> [Given entries]:
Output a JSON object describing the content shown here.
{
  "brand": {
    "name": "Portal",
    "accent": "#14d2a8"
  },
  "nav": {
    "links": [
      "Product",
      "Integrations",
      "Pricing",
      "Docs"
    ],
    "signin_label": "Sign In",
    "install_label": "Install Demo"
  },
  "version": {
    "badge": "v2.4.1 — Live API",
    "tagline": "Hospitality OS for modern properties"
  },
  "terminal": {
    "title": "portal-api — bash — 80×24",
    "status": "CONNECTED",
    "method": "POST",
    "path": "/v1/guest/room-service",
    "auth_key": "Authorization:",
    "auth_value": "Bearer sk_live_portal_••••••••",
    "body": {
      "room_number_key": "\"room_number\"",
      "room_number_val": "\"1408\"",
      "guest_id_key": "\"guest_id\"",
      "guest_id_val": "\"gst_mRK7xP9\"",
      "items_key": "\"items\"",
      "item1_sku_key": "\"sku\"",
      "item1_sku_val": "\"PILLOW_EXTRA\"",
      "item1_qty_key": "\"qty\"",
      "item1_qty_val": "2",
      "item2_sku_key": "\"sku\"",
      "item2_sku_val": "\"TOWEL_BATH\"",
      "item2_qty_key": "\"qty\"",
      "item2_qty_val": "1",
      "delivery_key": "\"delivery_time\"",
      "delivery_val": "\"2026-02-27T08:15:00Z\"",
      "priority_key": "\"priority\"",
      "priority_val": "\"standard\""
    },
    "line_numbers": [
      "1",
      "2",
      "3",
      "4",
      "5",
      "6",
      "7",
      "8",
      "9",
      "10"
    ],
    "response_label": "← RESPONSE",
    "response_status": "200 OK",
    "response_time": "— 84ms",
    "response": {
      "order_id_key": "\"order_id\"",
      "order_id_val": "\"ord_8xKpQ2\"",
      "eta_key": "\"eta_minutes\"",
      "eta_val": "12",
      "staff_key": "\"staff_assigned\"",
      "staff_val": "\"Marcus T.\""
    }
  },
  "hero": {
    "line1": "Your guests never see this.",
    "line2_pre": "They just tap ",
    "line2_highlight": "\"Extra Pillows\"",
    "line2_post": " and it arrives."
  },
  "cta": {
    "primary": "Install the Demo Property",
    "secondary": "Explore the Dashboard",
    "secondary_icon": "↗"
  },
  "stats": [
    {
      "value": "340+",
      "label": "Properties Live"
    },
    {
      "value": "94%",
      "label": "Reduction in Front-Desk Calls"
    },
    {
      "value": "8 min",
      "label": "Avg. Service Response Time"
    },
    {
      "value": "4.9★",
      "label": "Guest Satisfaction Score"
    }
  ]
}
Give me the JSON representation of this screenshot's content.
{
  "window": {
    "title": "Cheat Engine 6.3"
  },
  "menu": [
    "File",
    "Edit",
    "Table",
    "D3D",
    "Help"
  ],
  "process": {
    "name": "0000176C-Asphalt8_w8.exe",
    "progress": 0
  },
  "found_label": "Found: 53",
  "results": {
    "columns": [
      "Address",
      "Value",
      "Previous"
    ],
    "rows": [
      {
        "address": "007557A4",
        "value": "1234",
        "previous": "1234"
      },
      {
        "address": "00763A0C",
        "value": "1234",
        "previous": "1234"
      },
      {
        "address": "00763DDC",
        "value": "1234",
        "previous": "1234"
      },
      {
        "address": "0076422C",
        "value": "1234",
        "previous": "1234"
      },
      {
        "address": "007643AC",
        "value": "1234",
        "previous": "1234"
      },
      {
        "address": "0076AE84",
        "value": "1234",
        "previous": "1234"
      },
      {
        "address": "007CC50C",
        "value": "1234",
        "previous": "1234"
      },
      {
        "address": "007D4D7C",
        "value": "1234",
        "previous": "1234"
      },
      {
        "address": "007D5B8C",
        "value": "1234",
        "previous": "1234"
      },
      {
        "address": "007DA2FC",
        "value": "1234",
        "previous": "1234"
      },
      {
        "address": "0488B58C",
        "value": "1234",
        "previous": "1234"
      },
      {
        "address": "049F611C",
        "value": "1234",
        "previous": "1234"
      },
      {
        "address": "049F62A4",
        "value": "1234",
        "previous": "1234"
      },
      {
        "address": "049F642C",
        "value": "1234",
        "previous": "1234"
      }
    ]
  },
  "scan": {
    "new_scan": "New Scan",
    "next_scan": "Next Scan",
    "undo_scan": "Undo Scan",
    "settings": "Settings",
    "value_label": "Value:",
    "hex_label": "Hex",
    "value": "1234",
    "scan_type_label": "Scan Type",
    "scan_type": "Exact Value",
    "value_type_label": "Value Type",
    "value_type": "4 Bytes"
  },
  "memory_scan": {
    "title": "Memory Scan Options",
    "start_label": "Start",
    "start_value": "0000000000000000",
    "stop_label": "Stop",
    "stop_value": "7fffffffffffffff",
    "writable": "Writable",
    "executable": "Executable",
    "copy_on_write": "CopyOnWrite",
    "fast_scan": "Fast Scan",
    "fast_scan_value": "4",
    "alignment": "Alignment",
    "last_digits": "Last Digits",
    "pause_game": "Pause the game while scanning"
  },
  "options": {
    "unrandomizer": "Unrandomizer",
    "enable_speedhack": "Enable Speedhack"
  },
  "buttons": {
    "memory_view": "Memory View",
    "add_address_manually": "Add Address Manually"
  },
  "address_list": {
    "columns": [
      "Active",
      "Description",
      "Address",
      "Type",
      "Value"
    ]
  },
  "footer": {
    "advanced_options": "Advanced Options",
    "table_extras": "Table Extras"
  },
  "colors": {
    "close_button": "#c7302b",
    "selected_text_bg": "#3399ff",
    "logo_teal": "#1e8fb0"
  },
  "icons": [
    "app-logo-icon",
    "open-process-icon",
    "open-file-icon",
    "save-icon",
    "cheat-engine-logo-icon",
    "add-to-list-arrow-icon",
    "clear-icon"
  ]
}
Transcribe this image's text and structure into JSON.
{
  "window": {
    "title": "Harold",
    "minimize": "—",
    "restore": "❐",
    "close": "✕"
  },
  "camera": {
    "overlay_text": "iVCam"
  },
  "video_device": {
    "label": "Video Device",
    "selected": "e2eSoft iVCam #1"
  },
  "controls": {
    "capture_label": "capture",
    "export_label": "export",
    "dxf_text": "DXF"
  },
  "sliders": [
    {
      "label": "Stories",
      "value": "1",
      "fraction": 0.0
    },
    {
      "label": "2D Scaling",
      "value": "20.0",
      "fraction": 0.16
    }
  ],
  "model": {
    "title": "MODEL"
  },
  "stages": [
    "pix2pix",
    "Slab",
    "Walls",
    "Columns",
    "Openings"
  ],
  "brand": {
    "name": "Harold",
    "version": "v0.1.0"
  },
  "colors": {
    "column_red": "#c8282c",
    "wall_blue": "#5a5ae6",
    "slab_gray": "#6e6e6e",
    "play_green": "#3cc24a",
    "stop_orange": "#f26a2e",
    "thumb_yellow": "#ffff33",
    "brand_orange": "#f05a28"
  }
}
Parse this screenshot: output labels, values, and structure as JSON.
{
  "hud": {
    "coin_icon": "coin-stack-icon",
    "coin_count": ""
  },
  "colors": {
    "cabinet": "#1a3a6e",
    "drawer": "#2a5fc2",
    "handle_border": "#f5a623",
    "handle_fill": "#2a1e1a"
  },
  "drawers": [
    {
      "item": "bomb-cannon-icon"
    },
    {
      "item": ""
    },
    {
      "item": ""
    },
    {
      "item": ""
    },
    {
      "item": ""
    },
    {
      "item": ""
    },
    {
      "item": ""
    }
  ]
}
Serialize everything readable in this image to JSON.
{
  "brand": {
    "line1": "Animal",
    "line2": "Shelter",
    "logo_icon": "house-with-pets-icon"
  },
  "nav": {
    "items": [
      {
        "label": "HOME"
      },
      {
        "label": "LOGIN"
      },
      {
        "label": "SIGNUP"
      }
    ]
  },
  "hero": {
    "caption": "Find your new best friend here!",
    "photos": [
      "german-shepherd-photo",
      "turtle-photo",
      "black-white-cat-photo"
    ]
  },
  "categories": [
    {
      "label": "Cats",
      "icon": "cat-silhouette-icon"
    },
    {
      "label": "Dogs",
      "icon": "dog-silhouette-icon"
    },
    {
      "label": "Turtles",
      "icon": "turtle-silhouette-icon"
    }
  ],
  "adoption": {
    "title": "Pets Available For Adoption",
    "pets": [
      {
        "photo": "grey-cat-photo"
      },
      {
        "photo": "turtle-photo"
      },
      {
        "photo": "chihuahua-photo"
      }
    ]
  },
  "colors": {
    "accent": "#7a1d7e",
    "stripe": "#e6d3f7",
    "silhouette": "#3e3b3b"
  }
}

> [Short exercise]: Search the lines above for the string "screenshot", then show every one that has it.

> [Written response]:
Give me the JSON representation of this screenshot's content.
Parse this screenshot: output labels, values, and structure as JSON.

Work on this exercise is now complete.